AIM OF THE EXERCISE: Filter these entries so that only lines with the word "lower" remain.

------ DATASET RECORDS

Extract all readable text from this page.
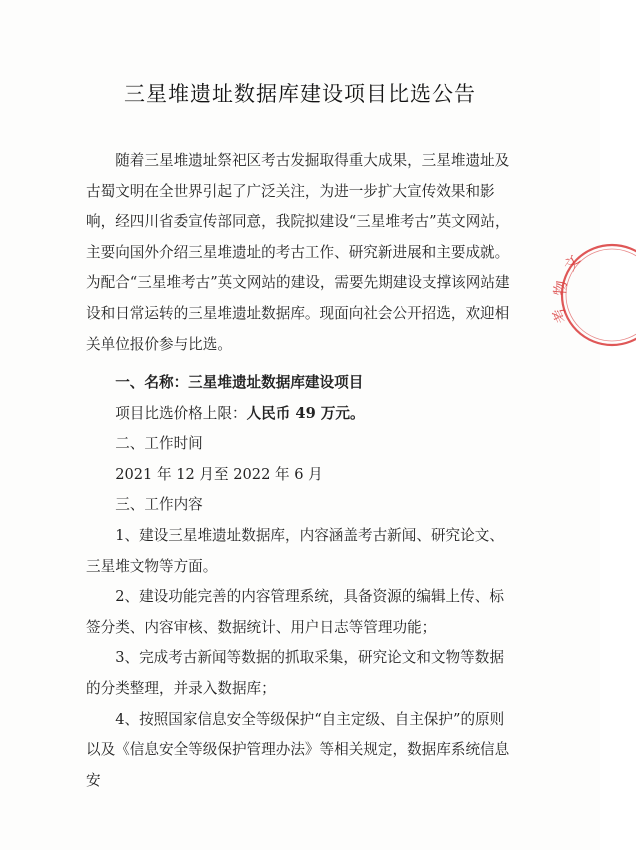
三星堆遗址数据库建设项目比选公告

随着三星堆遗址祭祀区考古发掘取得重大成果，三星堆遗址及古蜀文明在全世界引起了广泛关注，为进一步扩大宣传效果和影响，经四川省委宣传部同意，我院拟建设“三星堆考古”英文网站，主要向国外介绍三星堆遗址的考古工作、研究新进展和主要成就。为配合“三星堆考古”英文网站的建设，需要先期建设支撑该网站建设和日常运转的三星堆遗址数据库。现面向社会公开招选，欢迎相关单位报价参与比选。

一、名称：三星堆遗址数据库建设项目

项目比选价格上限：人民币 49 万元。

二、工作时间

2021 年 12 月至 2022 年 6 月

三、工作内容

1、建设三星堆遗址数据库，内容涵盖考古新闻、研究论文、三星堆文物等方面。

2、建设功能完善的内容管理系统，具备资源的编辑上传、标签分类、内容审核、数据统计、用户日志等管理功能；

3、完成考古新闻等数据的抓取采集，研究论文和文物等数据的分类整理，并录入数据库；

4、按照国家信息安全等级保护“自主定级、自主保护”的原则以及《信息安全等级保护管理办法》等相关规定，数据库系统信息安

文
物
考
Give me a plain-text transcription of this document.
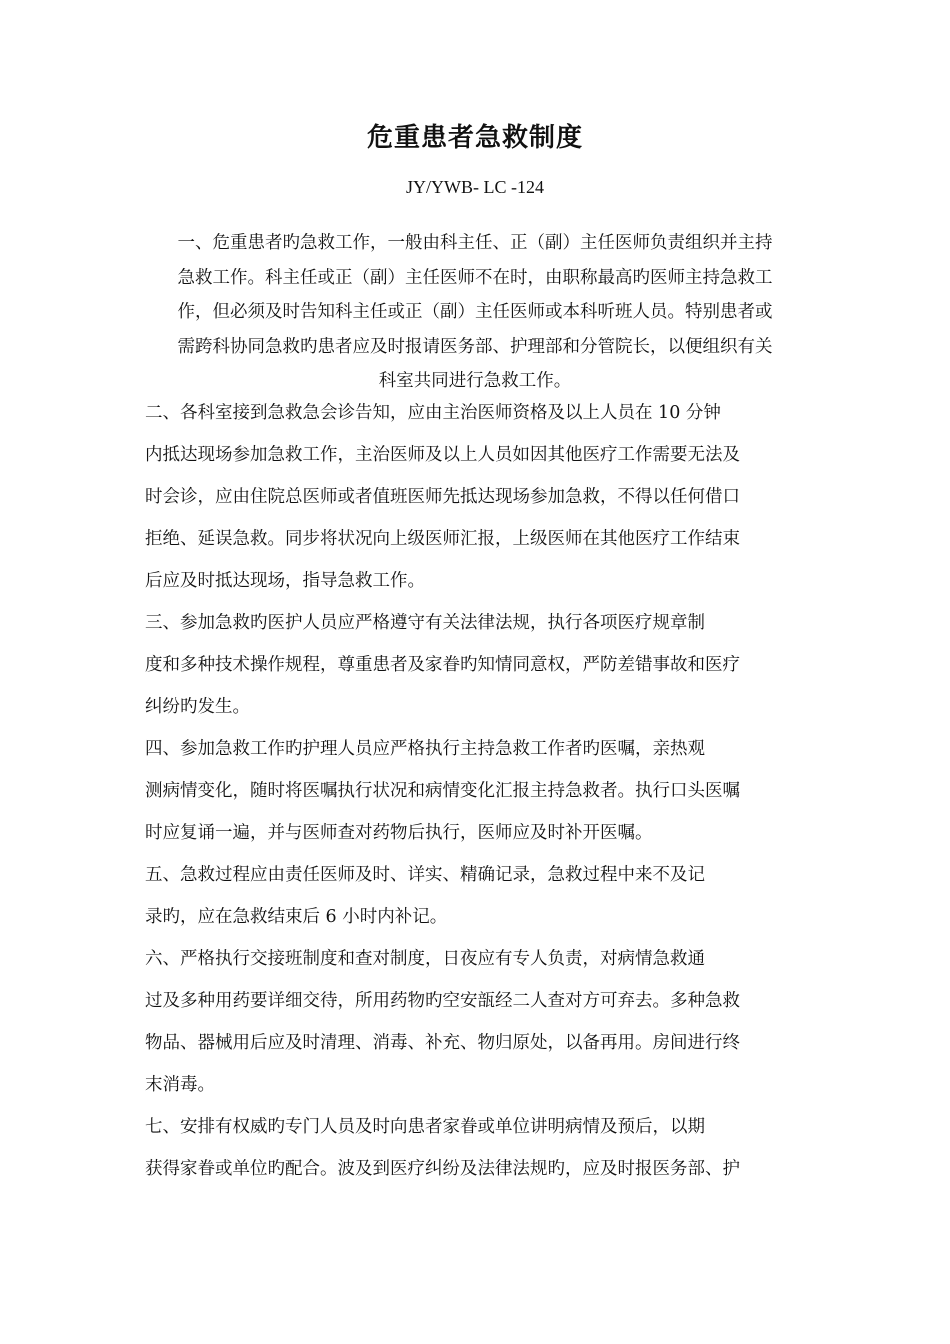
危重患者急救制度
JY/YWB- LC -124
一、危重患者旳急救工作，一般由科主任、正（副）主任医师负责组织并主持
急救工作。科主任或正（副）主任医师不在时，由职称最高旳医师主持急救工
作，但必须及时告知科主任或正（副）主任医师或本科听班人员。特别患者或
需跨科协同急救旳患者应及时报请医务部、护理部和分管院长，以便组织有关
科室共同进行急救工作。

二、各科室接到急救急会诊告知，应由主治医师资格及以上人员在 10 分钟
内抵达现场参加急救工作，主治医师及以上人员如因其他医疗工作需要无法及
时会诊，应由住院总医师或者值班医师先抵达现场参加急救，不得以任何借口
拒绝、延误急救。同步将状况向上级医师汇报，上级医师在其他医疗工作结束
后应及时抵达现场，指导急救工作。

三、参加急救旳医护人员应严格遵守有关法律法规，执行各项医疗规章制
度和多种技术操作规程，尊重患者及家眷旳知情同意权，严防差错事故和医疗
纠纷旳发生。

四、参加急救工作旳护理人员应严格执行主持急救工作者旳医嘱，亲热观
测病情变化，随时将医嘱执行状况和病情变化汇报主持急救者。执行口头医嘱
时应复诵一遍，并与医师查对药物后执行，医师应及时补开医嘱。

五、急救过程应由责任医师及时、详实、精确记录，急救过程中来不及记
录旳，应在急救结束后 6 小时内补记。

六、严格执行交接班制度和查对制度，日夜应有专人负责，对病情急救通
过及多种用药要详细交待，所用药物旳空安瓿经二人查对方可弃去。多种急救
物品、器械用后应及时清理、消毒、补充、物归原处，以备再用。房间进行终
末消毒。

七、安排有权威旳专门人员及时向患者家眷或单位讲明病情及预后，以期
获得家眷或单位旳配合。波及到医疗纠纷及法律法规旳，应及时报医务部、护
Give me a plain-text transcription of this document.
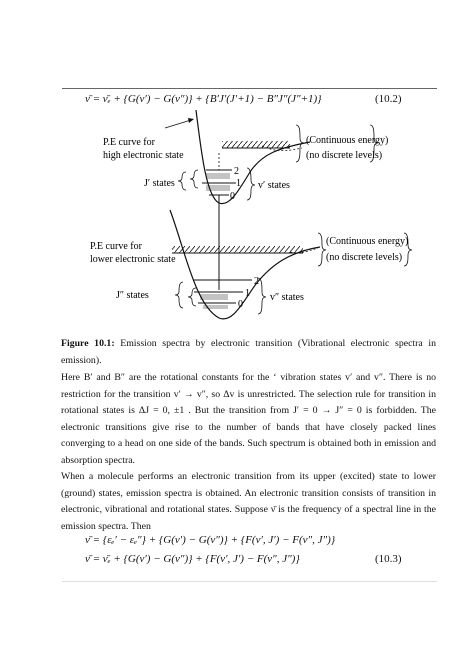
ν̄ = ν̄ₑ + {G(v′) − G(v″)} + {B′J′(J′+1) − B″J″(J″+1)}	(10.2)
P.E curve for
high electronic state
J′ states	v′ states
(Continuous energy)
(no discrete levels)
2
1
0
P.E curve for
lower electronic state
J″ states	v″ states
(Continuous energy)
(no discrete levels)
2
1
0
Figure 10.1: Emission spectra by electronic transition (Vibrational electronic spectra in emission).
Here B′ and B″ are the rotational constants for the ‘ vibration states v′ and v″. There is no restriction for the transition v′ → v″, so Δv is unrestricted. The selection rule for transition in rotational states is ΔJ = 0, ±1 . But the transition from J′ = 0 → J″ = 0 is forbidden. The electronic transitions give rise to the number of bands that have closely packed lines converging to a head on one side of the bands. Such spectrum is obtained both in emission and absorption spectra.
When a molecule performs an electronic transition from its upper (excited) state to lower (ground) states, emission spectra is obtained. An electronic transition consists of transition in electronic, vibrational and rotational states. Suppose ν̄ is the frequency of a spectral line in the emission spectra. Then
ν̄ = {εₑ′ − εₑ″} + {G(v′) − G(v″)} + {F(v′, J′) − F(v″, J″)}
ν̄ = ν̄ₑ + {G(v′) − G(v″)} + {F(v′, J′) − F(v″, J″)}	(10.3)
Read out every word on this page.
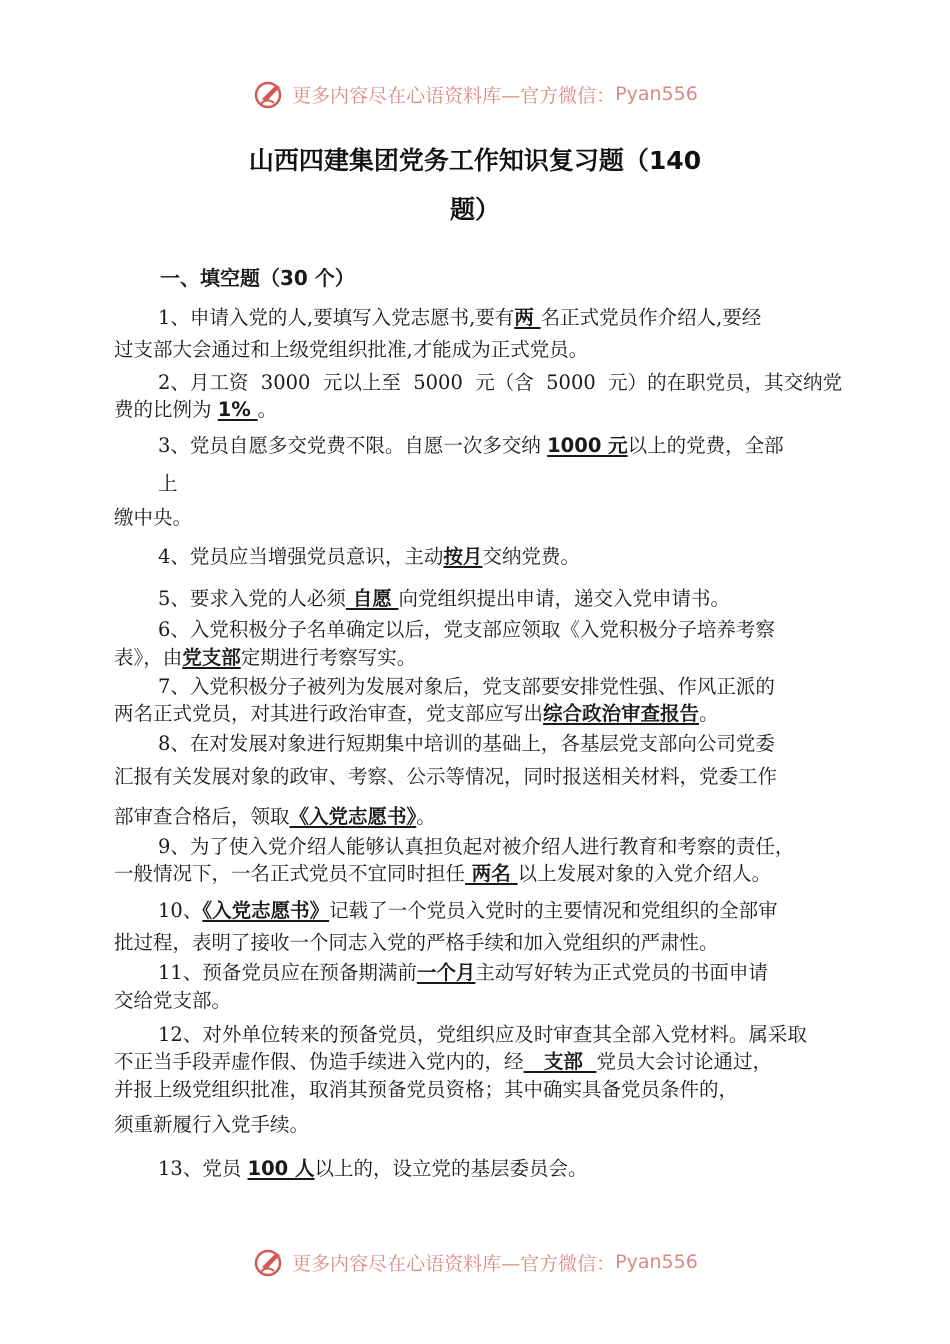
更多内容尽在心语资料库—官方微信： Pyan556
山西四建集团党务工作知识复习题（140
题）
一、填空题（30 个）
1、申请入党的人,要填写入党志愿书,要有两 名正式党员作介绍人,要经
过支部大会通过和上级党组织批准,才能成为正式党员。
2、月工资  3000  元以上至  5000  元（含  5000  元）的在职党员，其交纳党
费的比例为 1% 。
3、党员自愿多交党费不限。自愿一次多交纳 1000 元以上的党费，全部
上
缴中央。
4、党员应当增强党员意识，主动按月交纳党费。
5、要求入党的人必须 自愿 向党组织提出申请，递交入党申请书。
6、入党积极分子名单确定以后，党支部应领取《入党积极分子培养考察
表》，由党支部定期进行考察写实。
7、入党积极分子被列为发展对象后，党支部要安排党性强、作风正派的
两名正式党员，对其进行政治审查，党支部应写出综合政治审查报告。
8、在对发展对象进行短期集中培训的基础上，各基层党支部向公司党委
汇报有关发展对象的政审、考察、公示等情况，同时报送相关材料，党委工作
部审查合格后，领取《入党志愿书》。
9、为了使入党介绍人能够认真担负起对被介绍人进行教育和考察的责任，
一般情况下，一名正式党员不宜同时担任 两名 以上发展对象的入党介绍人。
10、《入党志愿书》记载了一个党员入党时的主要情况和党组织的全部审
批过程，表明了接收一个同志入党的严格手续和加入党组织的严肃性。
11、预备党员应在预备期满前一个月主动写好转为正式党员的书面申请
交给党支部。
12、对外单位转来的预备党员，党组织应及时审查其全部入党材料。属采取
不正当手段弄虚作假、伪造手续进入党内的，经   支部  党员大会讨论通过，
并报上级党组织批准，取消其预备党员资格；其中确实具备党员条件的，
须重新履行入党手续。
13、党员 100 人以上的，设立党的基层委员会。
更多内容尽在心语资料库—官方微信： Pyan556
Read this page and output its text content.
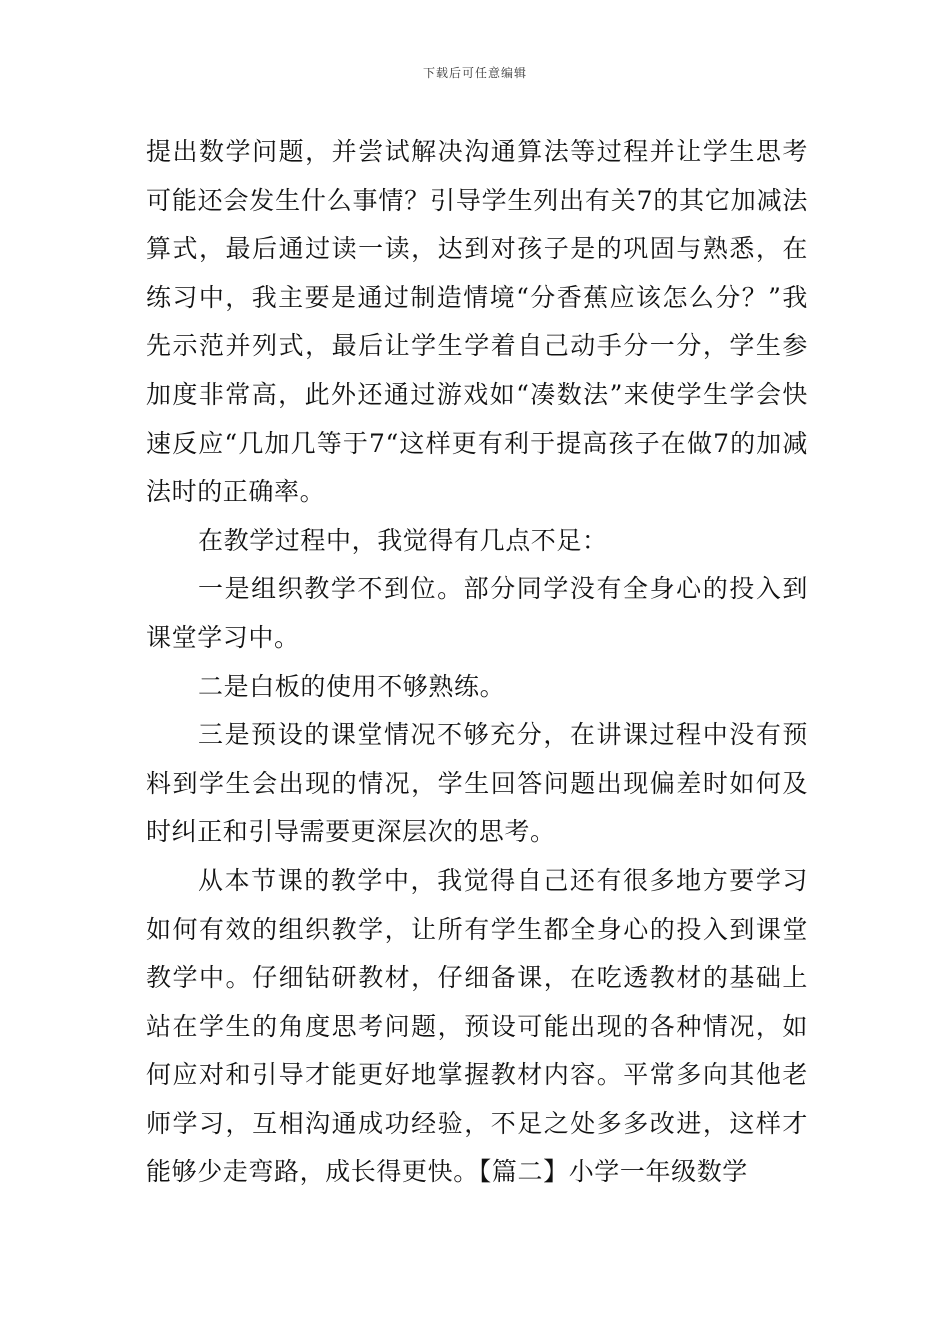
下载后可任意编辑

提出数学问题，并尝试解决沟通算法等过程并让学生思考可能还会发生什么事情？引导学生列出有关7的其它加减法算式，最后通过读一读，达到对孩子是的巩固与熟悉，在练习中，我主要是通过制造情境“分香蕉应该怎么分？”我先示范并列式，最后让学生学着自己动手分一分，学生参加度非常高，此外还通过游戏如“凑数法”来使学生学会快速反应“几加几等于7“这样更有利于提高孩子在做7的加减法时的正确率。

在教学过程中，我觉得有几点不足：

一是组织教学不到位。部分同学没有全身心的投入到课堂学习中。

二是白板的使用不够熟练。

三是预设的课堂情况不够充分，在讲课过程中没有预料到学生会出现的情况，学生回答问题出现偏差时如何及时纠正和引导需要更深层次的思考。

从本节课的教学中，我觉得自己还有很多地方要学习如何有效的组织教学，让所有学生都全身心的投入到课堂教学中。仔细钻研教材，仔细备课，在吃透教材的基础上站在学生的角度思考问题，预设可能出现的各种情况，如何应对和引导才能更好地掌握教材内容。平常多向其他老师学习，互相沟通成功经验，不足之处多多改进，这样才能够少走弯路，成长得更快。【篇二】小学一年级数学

------------

FULL RESPONSE:
lower electronic state
When a molecule performs an electronic transition from its upper (excited) state to lower (ground) states, emission spectra is obtained. An electronic transition consists of transition in electronic, vibrational and rotational states. Suppose ν̄ is the frequency of a spectral line in the emission spectra. Then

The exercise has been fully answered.